__The records__:
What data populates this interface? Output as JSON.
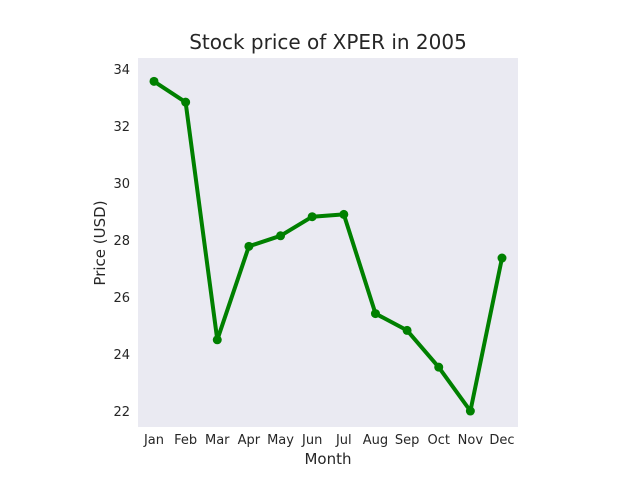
{
  "chart_data": {
    "type": "line",
    "title": "Stock price of XPER in 2005",
    "xlabel": "Month",
    "ylabel": "Price (USD)",
    "categories": [
      "Jan",
      "Feb",
      "Mar",
      "Apr",
      "May",
      "Jun",
      "Jul",
      "Aug",
      "Sep",
      "Oct",
      "Nov",
      "Dec"
    ],
    "series": [
      {
        "values": [
          33.58,
          32.85,
          24.51,
          27.79,
          28.16,
          28.83,
          28.91,
          25.43,
          24.84,
          23.55,
          22.01,
          27.38
        ]
      }
    ],
    "ylim": [
      21.45,
      34.4
    ],
    "yticks": [
      22,
      24,
      26,
      28,
      30,
      32,
      34
    ],
    "grid": false,
    "legend": "none",
    "colors": {
      "line": "#008000",
      "plot_background": "#eaeaf2"
    }
  }
}
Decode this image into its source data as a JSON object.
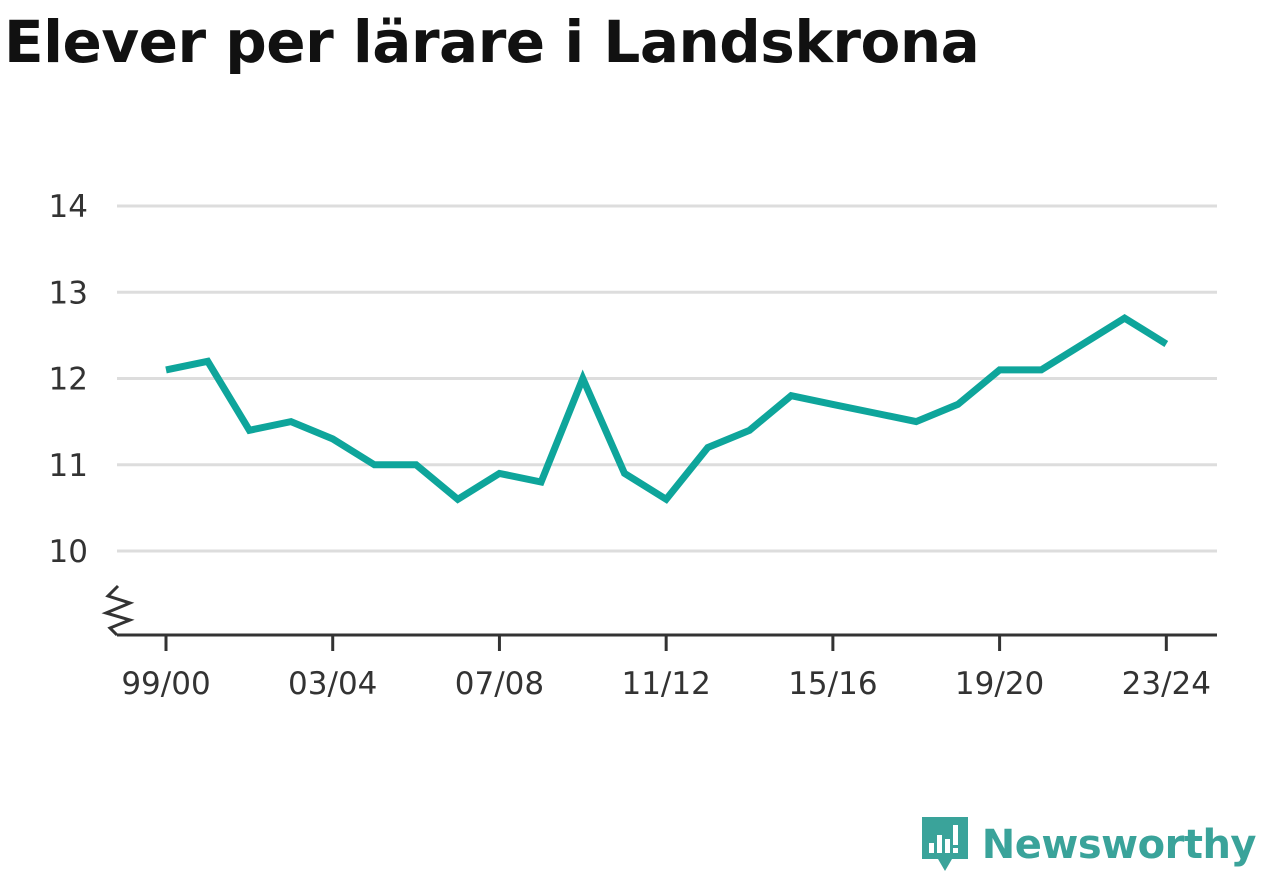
{
  "title": "Elever per lärare i Landskrona",
  "brand": {
    "name": "Newsworthy"
  },
  "colors": {
    "line": "#0ea59b",
    "grid": "#dddddd",
    "axis": "#333333",
    "brand": "#3aa39a"
  },
  "chart_data": {
    "type": "line",
    "title": "Elever per lärare i Landskrona",
    "xlabel": "",
    "ylabel": "",
    "ylim": [
      9,
      14
    ],
    "y_ticks": [
      10,
      11,
      12,
      13,
      14
    ],
    "x_tick_labels": [
      "99/00",
      "03/04",
      "07/08",
      "11/12",
      "15/16",
      "19/20",
      "23/24"
    ],
    "grid": true,
    "axis_break": true,
    "x": [
      "99/00",
      "00/01",
      "01/02",
      "02/03",
      "03/04",
      "04/05",
      "05/06",
      "06/07",
      "07/08",
      "08/09",
      "09/10",
      "10/11",
      "11/12",
      "12/13",
      "13/14",
      "14/15",
      "15/16",
      "16/17",
      "17/18",
      "18/19",
      "19/20",
      "20/21",
      "21/22",
      "22/23",
      "23/24"
    ],
    "series": [
      {
        "values": [
          12.1,
          12.2,
          11.4,
          11.5,
          11.3,
          11.0,
          11.0,
          10.6,
          10.9,
          10.8,
          12.0,
          10.9,
          10.6,
          11.2,
          11.4,
          11.8,
          11.7,
          11.6,
          11.5,
          11.7,
          12.1,
          12.1,
          12.4,
          12.7,
          12.4
        ]
      }
    ]
  }
}
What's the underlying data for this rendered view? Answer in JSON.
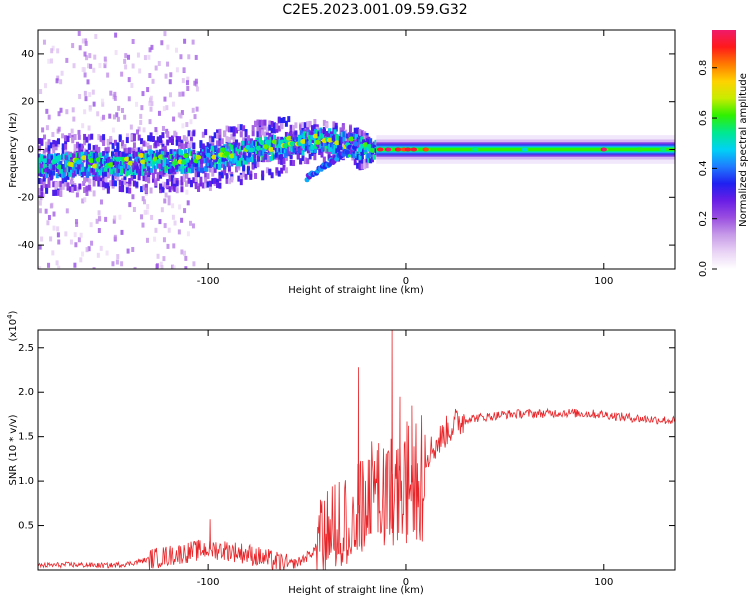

__Requirements__:
Above are some records. Report the number of their lines that include "Landskrona", and add nothing else.

__Reply__:
2